==== Input rows
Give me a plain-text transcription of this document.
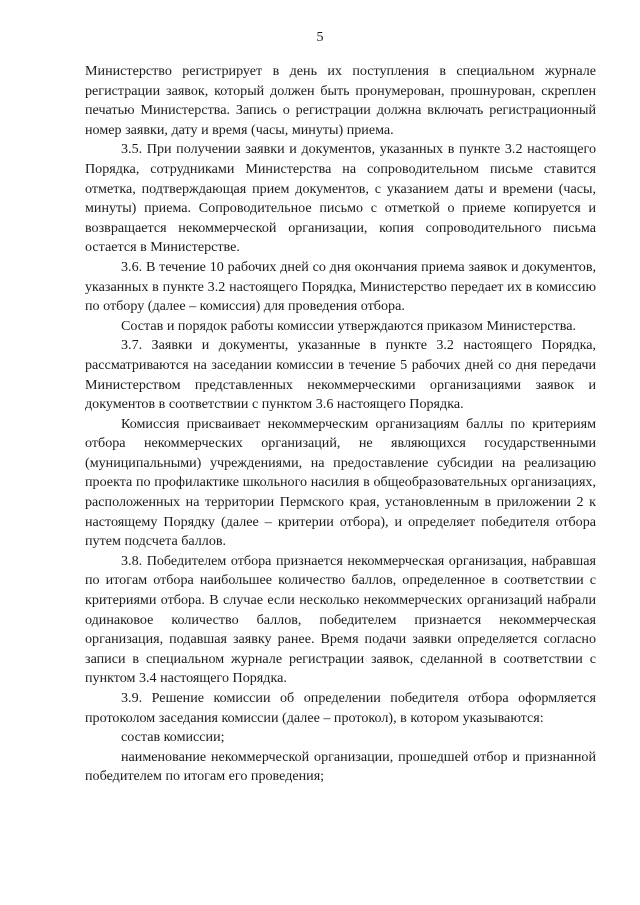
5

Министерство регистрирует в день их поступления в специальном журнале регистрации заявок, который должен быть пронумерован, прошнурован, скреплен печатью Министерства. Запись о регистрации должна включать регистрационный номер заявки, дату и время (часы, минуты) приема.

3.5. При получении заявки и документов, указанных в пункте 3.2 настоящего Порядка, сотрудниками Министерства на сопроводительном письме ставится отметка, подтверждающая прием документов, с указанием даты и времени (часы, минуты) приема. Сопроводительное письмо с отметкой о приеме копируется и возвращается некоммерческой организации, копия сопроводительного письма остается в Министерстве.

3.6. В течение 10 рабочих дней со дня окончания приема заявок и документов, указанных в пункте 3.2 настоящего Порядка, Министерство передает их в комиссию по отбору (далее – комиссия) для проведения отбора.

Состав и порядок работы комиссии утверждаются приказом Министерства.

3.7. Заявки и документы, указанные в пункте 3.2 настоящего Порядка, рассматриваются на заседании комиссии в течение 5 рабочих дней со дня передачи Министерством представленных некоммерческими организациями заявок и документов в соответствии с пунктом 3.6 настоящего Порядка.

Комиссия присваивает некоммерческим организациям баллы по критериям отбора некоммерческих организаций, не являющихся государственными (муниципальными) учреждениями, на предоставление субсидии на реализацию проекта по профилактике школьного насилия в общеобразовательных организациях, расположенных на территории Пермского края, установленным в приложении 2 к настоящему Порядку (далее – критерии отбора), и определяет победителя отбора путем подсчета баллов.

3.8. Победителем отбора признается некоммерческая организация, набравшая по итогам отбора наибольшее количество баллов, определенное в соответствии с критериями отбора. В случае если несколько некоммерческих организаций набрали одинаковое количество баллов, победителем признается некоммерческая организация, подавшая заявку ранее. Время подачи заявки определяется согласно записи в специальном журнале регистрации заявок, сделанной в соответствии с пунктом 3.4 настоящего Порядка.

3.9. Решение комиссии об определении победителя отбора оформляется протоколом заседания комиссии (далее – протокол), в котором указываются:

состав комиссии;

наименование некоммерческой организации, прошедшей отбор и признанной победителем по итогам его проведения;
========
==== Input rows
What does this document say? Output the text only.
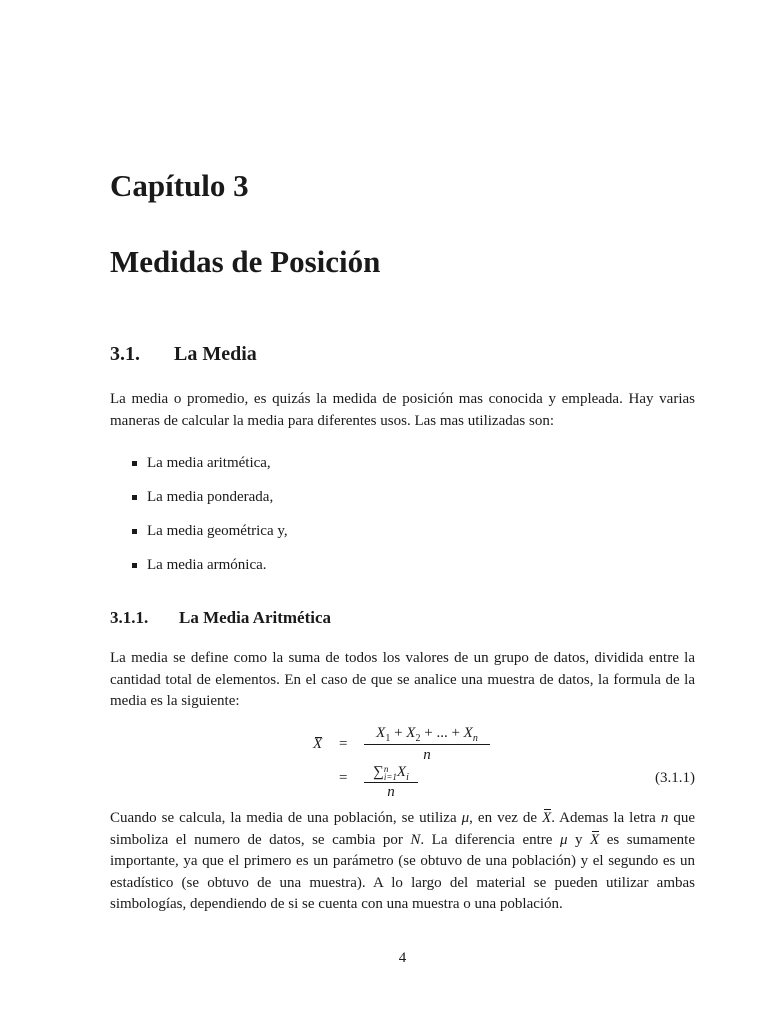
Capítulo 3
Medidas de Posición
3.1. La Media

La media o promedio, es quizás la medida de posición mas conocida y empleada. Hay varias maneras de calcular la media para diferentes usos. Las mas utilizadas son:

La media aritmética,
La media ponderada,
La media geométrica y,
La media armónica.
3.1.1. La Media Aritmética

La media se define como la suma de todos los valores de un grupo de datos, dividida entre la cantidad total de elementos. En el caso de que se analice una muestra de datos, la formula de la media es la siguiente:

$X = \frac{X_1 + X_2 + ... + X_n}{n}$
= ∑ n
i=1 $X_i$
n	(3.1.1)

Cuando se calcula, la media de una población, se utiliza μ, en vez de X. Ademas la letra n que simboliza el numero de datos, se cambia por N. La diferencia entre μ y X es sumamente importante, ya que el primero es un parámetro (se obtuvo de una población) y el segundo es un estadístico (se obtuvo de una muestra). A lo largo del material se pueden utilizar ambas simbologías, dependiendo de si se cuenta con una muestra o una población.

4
========
==== Input rows
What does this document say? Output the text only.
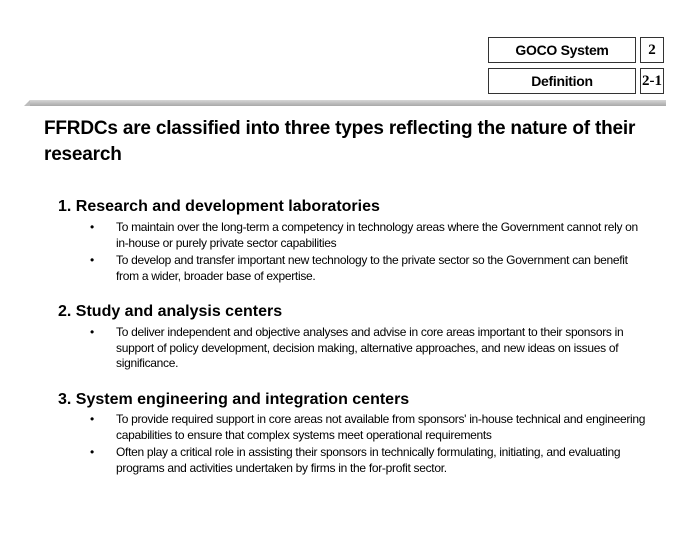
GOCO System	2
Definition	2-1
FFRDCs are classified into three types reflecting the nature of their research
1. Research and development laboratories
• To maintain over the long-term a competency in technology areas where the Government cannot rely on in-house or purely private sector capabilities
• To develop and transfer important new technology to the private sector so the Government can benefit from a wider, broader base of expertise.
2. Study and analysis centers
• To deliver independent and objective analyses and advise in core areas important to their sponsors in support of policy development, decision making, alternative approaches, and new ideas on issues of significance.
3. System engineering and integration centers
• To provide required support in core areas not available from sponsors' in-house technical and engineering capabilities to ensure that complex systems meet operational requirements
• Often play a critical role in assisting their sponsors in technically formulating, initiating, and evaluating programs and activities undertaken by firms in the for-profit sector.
========
What you will do: In the entries above, identify each line that includes the string "Government", then copy it.

Task output:
• To maintain over the long-term a competency in technology areas where the Government cannot rely on in-house or purely private sector capabilities
• To develop and transfer important new technology to the private sector so the Government can benefit from a wider, broader base of expertise.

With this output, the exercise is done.